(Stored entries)
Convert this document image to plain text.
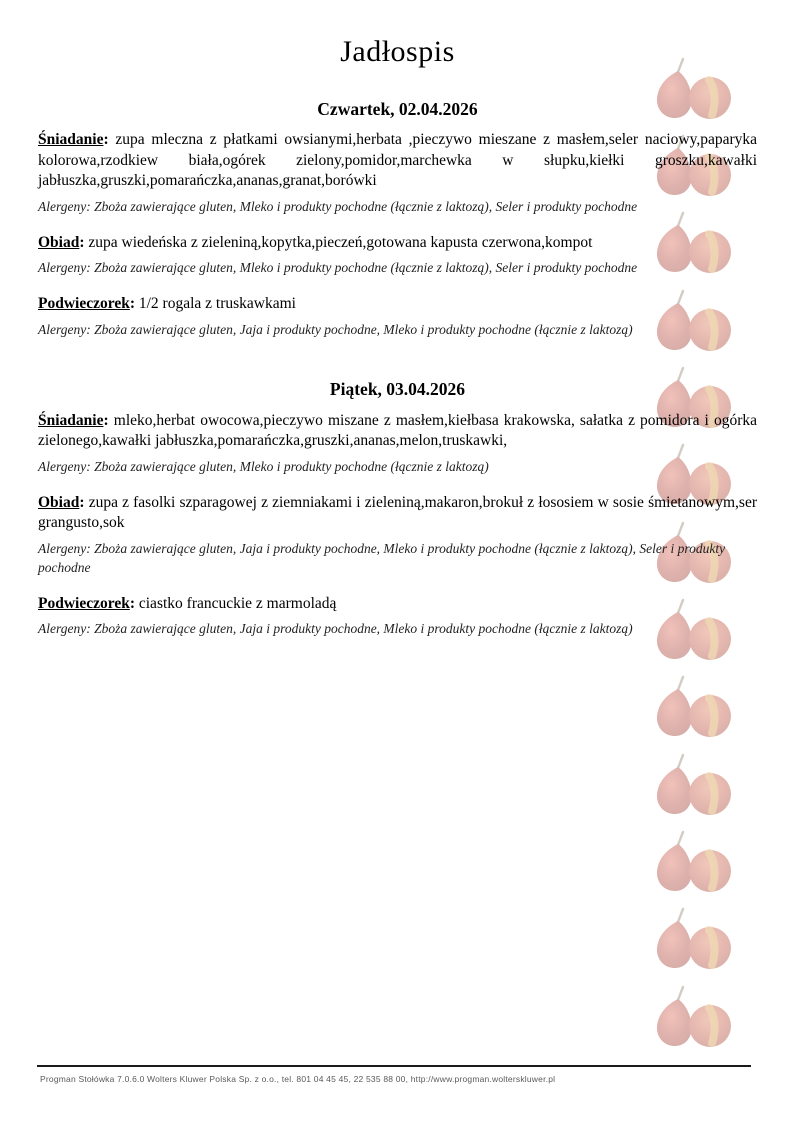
Jadłospis
Czwartek, 02.04.2026

Śniadanie: zupa mleczna z płatkami owsianymi,herbata ,pieczywo mieszane z masłem,seler naciowy,paparyka kolorowa,rzodkiew biała,ogórek zielony,pomidor,marchewka w słupku,kiełki groszku,kawałki jabłuszka,gruszki,pomarańczka,ananas,granat,borówki

Alergeny: Zboża zawierające gluten, Mleko i produkty pochodne (łącznie z laktozą), Seler i produkty pochodne

Obiad: zupa wiedeńska z zieleniną,kopytka,pieczeń,gotowana kapusta czerwona,kompot

Alergeny: Zboża zawierające gluten, Mleko i produkty pochodne (łącznie z laktozą), Seler i produkty pochodne

Podwieczorek: 1/2 rogala z truskawkami

Alergeny: Zboża zawierające gluten, Jaja i produkty pochodne, Mleko i produkty pochodne (łącznie z laktozą)

Piątek, 03.04.2026

Śniadanie: mleko,herbat owocowa,pieczywo miszane z masłem,kiełbasa krakowska, sałatka z pomidora i ogórka zielonego,kawałki jabłuszka,pomarańczka,gruszki,ananas,melon,truskawki,

Alergeny: Zboża zawierające gluten, Mleko i produkty pochodne (łącznie z laktozą)

Obiad: zupa z fasolki szparagowej z ziemniakami i zieleniną,makaron,brokuł z łososiem w sosie śmietanowym,ser grangusto,sok

Alergeny: Zboża zawierające gluten, Jaja i produkty pochodne, Mleko i produkty pochodne (łącznie z laktozą), Seler i produkty pochodne

Podwieczorek: ciastko francuckie z marmoladą

Alergeny: Zboża zawierające gluten, Jaja i produkty pochodne, Mleko i produkty pochodne (łącznie z laktozą)

Progman Stołówka 7.0.6.0 Wolters Kluwer Polska Sp. z o.o., tel. 801 04 45 45, 22 535 88 00, http://www.progman.wolterskluwer.pl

**Prompt:** All lines of the data above that include the word "zieleniną" must be shown.

**Solved problem:**
Obiad: zupa wiedeńska z zieleniną,kopytka,pieczeń,gotowana kapusta czerwona,kompot
Obiad: zupa z fasolki szparagowej z ziemniakami i zieleniną,makaron,brokuł z łososiem w sosie śmietanowym,ser grangusto,sok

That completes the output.